# EXERCISE PROMPT
Copy out all the lines in the records that include the word "Котельная".

# Records from a collection
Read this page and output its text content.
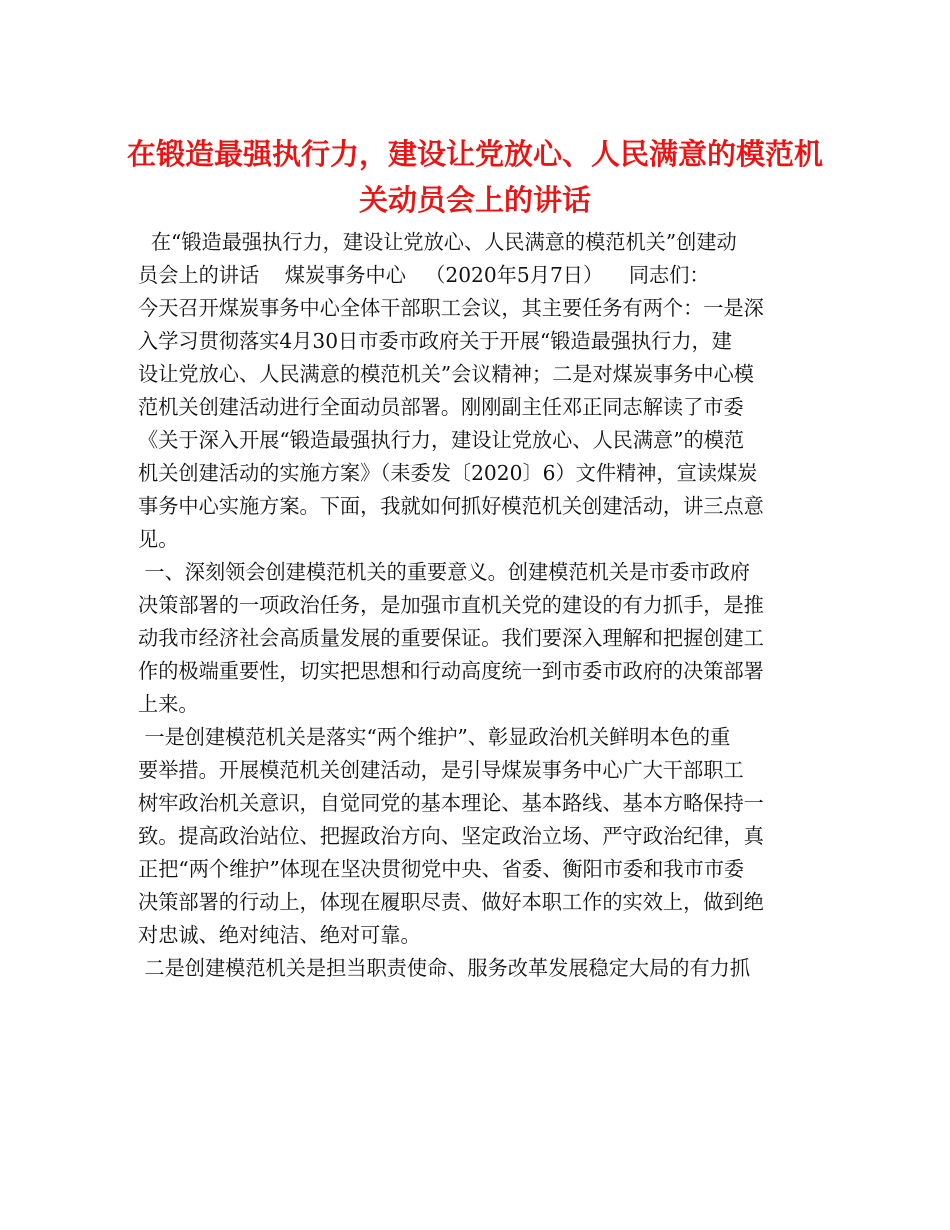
在锻造最强执行力，建设让党放心、人民满意的模范机
关动员会上的讲话
在“锻造最强执行力，建设让党放心、人民满意的模范机关”创建动
员会上的讲话    煤炭事务中心   （2020年5月7日）    同志们：
今天召开煤炭事务中心全体干部职工会议，其主要任务有两个：一是深
入学习贯彻落实4月30日市委市政府关于开展“锻造最强执行力，建
设让党放心、人民满意的模范机关”会议精神；二是对煤炭事务中心模
范机关创建活动进行全面动员部署。刚刚副主任邓正同志解读了市委
《关于深入开展“锻造最强执行力，建设让党放心、人民满意”的模范
机关创建活动的实施方案》（耒委发〔2020〕6）文件精神，宣读煤炭
事务中心实施方案。下面，我就如何抓好模范机关创建活动，讲三点意
见。
一、深刻领会创建模范机关的重要意义。创建模范机关是市委市政府
决策部署的一项政治任务，是加强市直机关党的建设的有力抓手，是推
动我市经济社会高质量发展的重要保证。我们要深入理解和把握创建工
作的极端重要性，切实把思想和行动高度统一到市委市政府的决策部署
上来。
一是创建模范机关是落实“两个维护”、彰显政治机关鲜明本色的重
要举措。开展模范机关创建活动，是引导煤炭事务中心广大干部职工
树牢政治机关意识，自觉同党的基本理论、基本路线、基本方略保持一
致。提高政治站位、把握政治方向、坚定政治立场、严守政治纪律，真
正把“两个维护”体现在坚决贯彻党中央、省委、衡阳市委和我市市委
决策部署的行动上，体现在履职尽责、做好本职工作的实效上，做到绝
对忠诚、绝对纯洁、绝对可靠。
二是创建模范机关是担当职责使命、服务改革发展稳定大局的有力抓
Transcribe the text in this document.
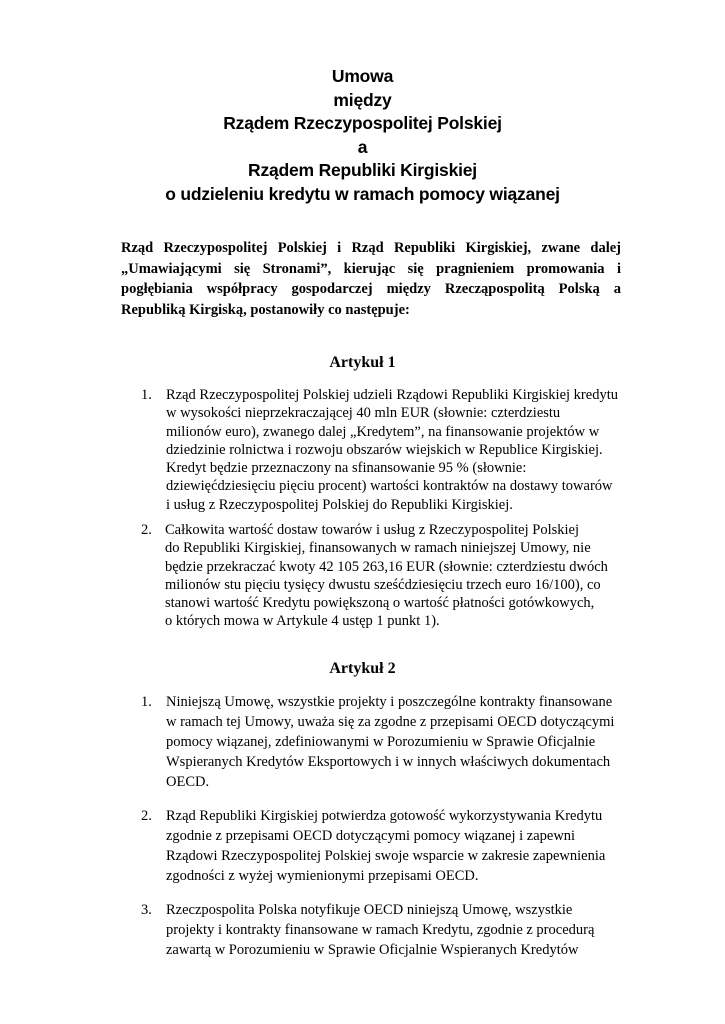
Umowa
między
Rządem Rzeczypospolitej Polskiej
a
Rządem Republiki Kirgiskiej
o udzieleniu kredytu w ramach pomocy wiązanej
Rząd Rzeczypospolitej Polskiej i Rząd Republiki Kirgiskiej, zwane dalej „Umawiającymi się Stronami”, kierując się pragnieniem promowania i pogłębiania współpracy gospodarczej między Rzecząpospolitą Polską a Republiką Kirgiską, postanowiły co następuje:
Artykuł 1
1. Rząd Rzeczypospolitej Polskiej udzieli Rządowi Republiki Kirgiskiej kredytu
w wysokości nieprzekraczającej 40 mln EUR (słownie: czterdziestu
milionów euro), zwanego dalej „Kredytem”, na finansowanie projektów w
dziedzinie rolnictwa i rozwoju obszarów wiejskich w Republice Kirgiskiej.
Kredyt będzie przeznaczony na sfinansowanie 95 % (słownie:
dziewięćdziesięciu pięciu procent) wartości kontraktów na dostawy towarów
i usług z Rzeczypospolitej Polskiej do Republiki Kirgiskiej.
2. Całkowita wartość dostaw towarów i usług z Rzeczypospolitej Polskiej
do Republiki Kirgiskiej, finansowanych w ramach niniejszej Umowy, nie
będzie przekraczać kwoty 42 105 263,16 EUR (słownie: czterdziestu dwóch
milionów stu pięciu tysięcy dwustu sześćdziesięciu trzech euro 16/100), co
stanowi wartość Kredytu powiększoną o wartość płatności gotówkowych,
o których mowa w Artykule 4 ustęp 1 punkt 1).
Artykuł 2
1. Niniejszą Umowę, wszystkie projekty i poszczególne kontrakty finansowane
w ramach tej Umowy, uważa się za zgodne z przepisami OECD dotyczącymi
pomocy wiązanej, zdefiniowanymi w Porozumieniu w Sprawie Oficjalnie
Wspieranych Kredytów Eksportowych i w innych właściwych dokumentach
OECD.
2. Rząd Republiki Kirgiskiej potwierdza gotowość wykorzystywania Kredytu
zgodnie z przepisami OECD dotyczącymi pomocy wiązanej i zapewni
Rządowi Rzeczypospolitej Polskiej swoje wsparcie w zakresie zapewnienia
zgodności z wyżej wymienionymi przepisami OECD.
3. Rzeczpospolita Polska notyfikuje OECD niniejszą Umowę, wszystkie
projekty i kontrakty finansowane w ramach Kredytu, zgodnie z procedurą
zawartą w Porozumieniu w Sprawie Oficjalnie Wspieranych Kredytów
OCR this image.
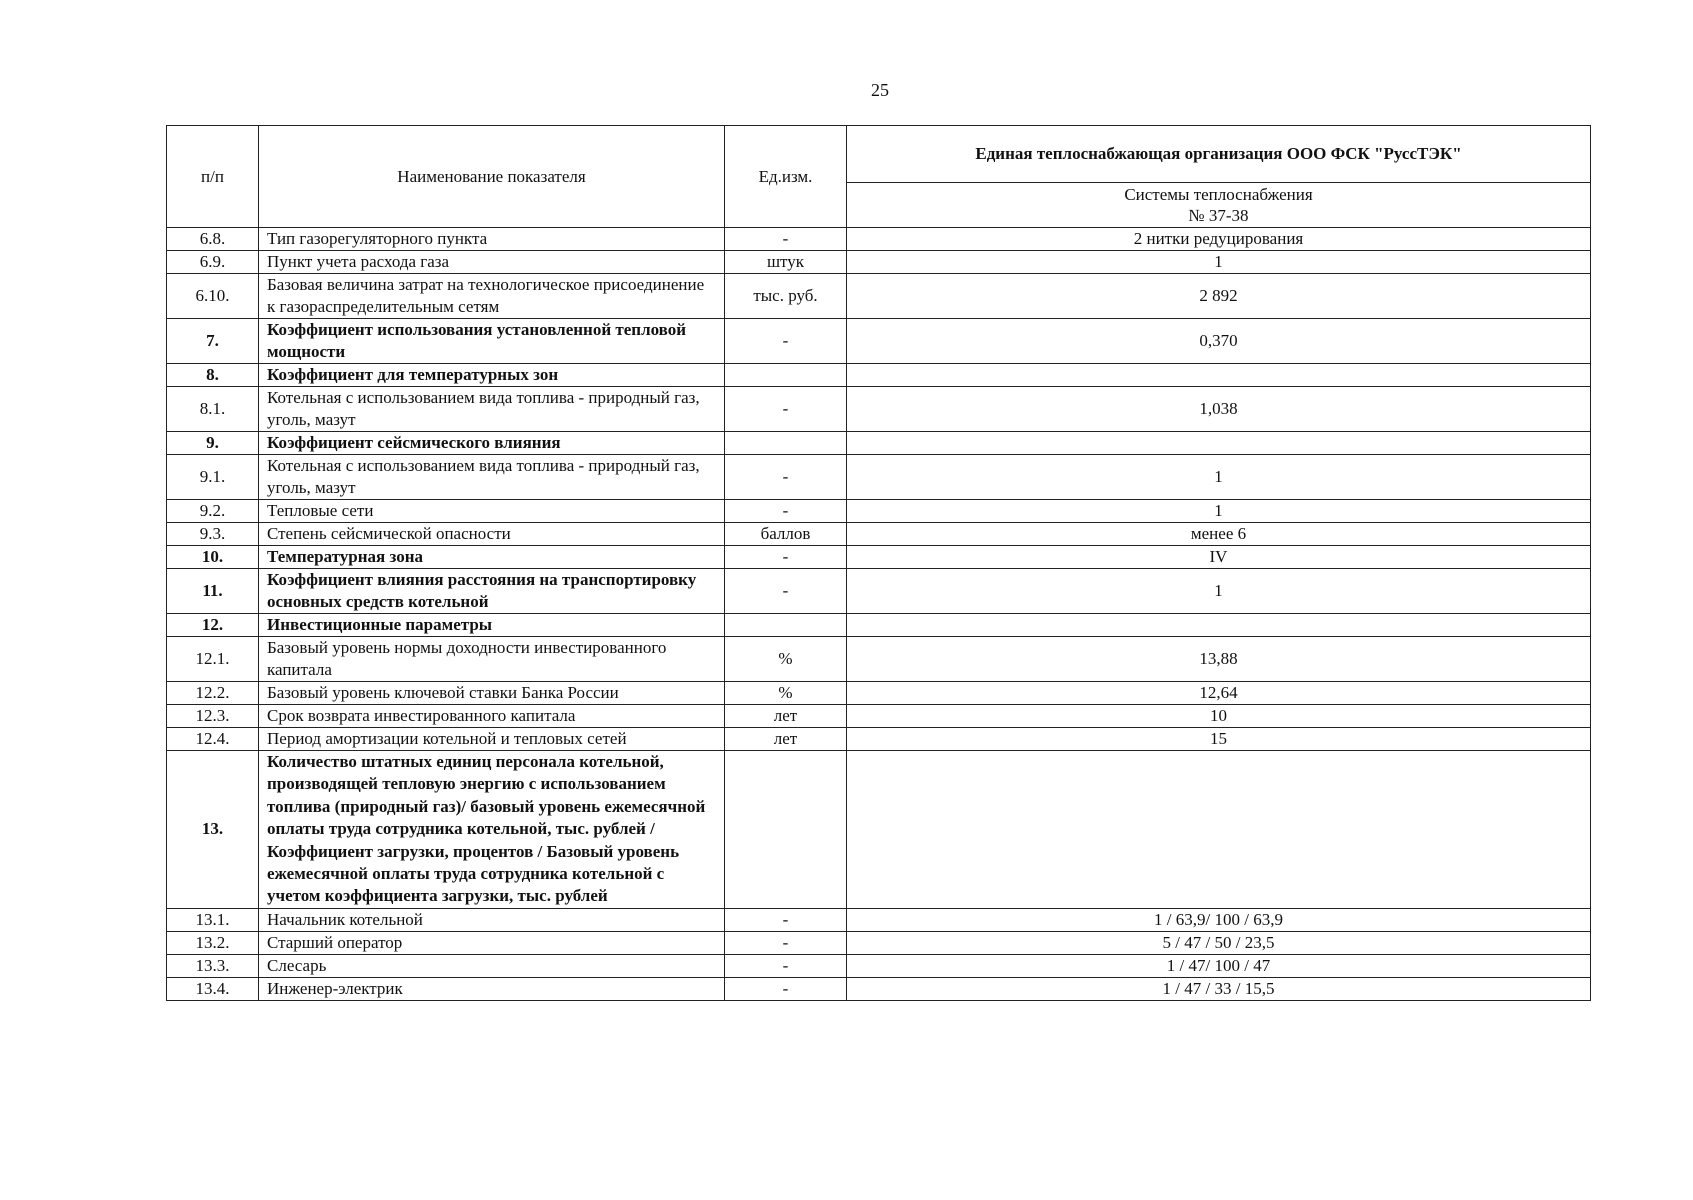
25
п/п	Наименование показателя	Ед.изм.	Единая теплоснабжающая организация ООО ФСК "РуссТЭК"
			Системы теплоснабжения
№ 37-38
6.8.	Тип газорегуляторного пункта	-	2 нитки редуцирования
6.9.	Пункт учета расхода газа	штук	1
6.10.	Базовая величина затрат на технологическое присоединение к газораспределительным сетям	тыс. руб.	2 892
7.	Коэффициент использования установленной тепловой мощности	-	0,370
8.	Коэффициент для температурных зон		
8.1.	Котельная с использованием вида топлива - природный газ, уголь, мазут	-	1,038
9.	Коэффициент сейсмического влияния		
9.1.	Котельная с использованием вида топлива - природный газ, уголь, мазут	-	1
9.2.	Тепловые сети	-	1
9.3.	Степень сейсмической опасности	баллов	менее 6
10.	Температурная зона	-	IV
11.	Коэффициент влияния расстояния на транспортировку основных средств котельной	-	1
12.	Инвестиционные параметры		
12.1.	Базовый уровень нормы доходности инвестированного капитала	%	13,88
12.2.	Базовый уровень ключевой ставки Банка России	%	12,64
12.3.	Срок возврата инвестированного капитала	лет	10
12.4.	Период амортизации котельной и тепловых сетей	лет	15
13.	Количество штатных единиц персонала котельной, производящей тепловую энергию с использованием топлива (природный газ)/ базовый уровень ежемесячной оплаты труда сотрудника котельной, тыс. рублей / Коэффициент загрузки, процентов / Базовый уровень ежемесячной оплаты труда сотрудника котельной с учетом коэффициента загрузки, тыс. рублей		
13.1.	Начальник котельной	-	1 / 63,9/ 100 / 63,9
13.2.	Старший оператор	-	5 / 47 / 50 / 23,5
13.3.	Слесарь	-	1 / 47/ 100 / 47
13.4.	Инженер-электрик	-	1 / 47 / 33 / 15,5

# TASK OUTPUT
8.1.	Котельная с использованием вида топлива - природный газ, уголь, мазут	-	1,038
9.1.	Котельная с использованием вида топлива - природный газ, уголь, мазут	-	1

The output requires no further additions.